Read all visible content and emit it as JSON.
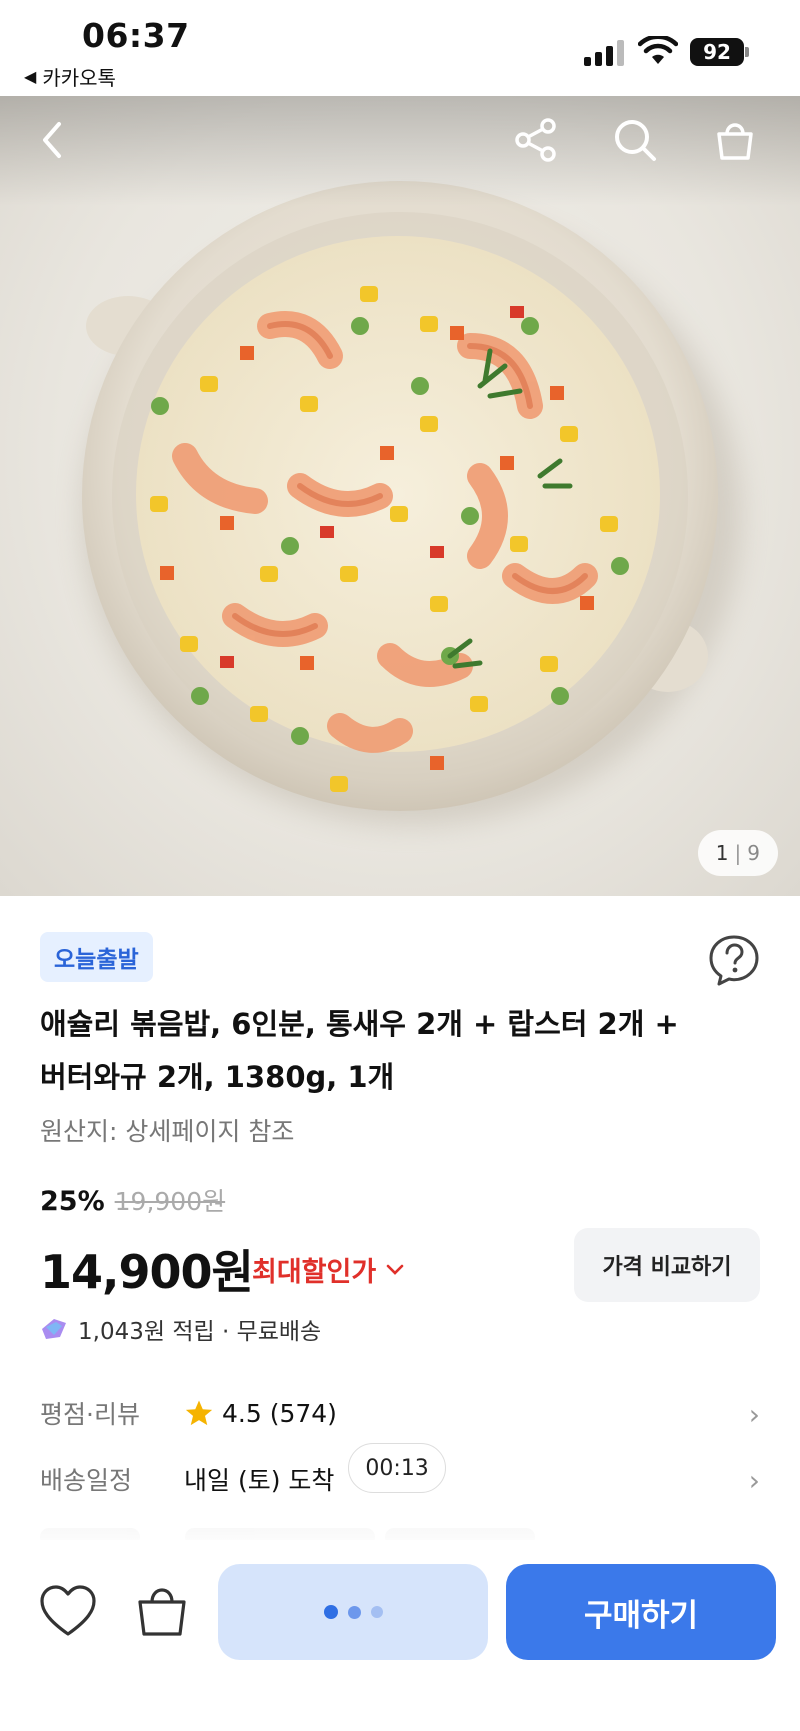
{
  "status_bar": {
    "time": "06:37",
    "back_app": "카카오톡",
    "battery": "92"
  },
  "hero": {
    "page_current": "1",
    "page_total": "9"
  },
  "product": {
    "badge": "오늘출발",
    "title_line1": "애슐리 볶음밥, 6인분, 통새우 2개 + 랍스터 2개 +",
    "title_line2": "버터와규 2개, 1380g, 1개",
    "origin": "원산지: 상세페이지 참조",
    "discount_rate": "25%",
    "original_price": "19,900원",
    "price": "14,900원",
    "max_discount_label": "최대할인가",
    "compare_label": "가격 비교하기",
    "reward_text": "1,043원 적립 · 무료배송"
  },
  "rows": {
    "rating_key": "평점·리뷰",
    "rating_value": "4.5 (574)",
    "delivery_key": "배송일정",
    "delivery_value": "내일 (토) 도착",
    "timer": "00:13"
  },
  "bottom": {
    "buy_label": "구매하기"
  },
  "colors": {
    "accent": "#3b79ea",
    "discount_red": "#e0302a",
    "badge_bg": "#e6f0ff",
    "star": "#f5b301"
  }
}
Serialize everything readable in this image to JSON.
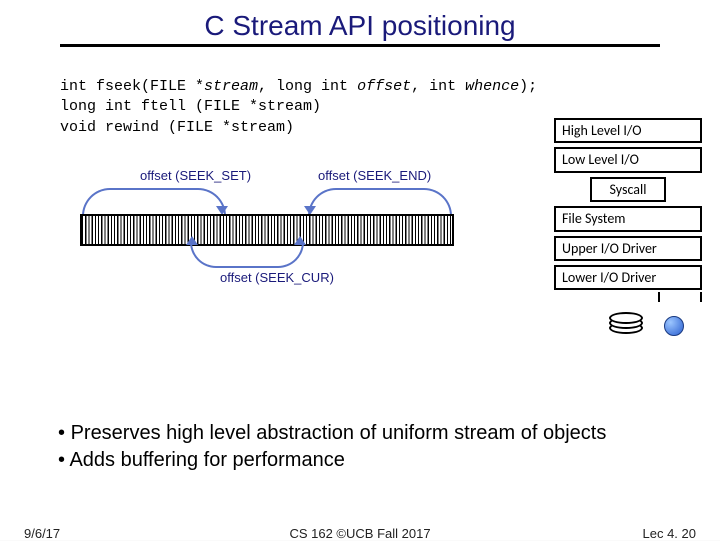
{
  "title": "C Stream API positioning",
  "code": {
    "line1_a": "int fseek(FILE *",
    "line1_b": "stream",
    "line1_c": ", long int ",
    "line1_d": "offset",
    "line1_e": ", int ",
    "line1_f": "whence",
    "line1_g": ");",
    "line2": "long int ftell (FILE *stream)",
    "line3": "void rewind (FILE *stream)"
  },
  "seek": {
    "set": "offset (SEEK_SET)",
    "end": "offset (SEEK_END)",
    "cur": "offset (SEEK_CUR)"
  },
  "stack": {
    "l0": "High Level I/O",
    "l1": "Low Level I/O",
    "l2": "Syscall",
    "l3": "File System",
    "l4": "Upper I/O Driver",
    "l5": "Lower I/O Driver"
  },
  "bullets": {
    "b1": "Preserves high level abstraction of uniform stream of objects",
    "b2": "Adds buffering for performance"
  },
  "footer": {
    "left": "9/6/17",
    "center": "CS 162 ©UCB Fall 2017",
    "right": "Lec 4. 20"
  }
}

* * *

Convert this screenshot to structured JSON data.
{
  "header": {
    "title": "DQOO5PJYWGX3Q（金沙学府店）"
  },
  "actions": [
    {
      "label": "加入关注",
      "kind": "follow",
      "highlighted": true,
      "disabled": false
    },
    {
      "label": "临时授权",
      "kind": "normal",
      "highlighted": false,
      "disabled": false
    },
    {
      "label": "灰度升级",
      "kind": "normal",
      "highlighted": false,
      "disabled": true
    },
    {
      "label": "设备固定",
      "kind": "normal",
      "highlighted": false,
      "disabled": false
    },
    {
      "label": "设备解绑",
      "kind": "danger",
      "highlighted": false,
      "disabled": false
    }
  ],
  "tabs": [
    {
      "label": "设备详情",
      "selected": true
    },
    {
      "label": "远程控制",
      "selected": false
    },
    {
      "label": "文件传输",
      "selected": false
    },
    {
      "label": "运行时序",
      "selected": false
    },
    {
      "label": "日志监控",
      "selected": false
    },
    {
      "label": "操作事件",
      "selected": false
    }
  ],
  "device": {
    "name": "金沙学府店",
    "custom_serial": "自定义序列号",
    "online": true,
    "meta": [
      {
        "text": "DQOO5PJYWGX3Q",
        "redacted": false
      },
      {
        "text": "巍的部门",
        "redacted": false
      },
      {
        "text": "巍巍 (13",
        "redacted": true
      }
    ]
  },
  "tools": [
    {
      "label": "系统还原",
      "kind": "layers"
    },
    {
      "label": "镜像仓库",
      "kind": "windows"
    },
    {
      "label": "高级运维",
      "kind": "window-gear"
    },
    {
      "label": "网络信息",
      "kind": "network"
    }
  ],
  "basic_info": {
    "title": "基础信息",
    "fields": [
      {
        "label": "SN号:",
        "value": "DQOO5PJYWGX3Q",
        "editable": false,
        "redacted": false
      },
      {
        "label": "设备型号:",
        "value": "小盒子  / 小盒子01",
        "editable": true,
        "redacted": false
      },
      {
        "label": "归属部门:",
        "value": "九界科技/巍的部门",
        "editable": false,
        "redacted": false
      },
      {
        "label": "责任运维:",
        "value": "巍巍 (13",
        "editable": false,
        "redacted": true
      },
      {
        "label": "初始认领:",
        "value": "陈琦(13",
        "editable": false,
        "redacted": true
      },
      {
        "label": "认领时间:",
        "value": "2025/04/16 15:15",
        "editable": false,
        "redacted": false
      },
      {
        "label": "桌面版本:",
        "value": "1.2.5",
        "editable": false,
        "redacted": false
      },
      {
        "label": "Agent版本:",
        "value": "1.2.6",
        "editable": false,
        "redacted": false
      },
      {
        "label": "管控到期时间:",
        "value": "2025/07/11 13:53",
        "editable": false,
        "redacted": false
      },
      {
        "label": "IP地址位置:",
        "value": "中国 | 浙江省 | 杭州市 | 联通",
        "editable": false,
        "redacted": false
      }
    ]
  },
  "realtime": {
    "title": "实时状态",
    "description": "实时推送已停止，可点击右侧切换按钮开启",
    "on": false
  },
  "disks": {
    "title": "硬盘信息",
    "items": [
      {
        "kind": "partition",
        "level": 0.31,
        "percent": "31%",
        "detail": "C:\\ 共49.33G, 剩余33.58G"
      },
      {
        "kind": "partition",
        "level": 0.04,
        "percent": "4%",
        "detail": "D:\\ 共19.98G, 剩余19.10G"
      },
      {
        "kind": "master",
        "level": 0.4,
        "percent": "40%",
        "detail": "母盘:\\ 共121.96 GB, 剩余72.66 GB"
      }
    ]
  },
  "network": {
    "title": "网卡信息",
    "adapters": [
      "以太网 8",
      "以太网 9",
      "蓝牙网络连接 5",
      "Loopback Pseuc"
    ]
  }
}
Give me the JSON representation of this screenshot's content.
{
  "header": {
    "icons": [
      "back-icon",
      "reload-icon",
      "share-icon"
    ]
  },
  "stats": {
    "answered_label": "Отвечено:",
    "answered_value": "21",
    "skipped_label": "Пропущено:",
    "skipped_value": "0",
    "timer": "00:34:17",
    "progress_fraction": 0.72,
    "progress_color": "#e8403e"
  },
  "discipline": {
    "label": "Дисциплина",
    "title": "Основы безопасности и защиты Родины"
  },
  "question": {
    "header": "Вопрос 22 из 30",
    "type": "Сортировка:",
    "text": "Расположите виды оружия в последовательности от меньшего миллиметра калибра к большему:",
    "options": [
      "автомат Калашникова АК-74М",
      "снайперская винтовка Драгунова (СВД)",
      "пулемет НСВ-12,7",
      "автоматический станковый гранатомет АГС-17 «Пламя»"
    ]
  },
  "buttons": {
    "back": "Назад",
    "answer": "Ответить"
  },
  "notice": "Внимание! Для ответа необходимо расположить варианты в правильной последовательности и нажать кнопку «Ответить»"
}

--

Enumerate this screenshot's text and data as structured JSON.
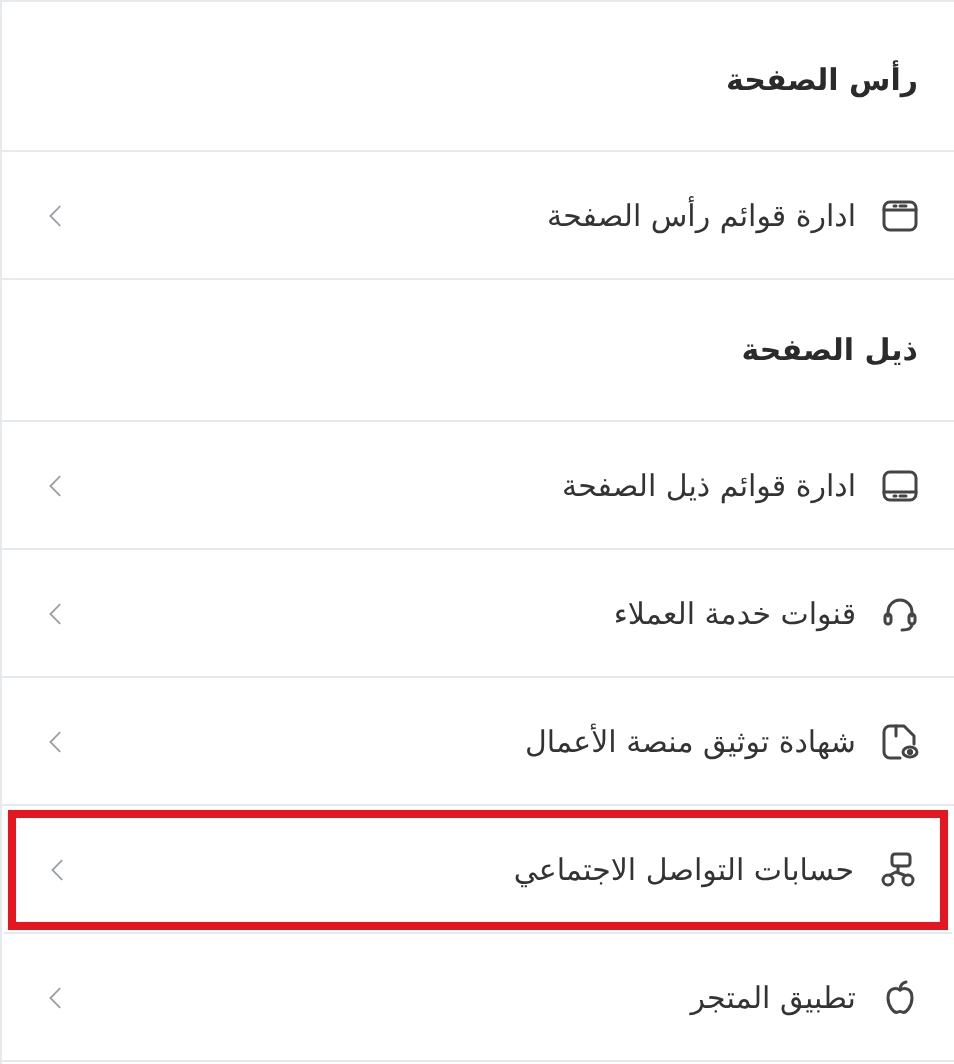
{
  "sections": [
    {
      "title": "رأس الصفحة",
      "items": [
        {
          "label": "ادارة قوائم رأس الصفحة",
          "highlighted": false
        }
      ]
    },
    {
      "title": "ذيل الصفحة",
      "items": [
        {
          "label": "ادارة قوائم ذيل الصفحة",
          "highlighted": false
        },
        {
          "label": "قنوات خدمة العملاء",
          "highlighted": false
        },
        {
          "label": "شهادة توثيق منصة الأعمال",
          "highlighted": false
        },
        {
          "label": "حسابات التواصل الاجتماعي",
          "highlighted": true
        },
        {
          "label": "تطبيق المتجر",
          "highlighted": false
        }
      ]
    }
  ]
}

▸ **Task to complete**: Select all lines in the listing above where the word "structured" appears, and show them.

▸ **Output below**:
Convert this screenshot to structured JSON data.
Enumerate this screenshot's text and data as structured JSON.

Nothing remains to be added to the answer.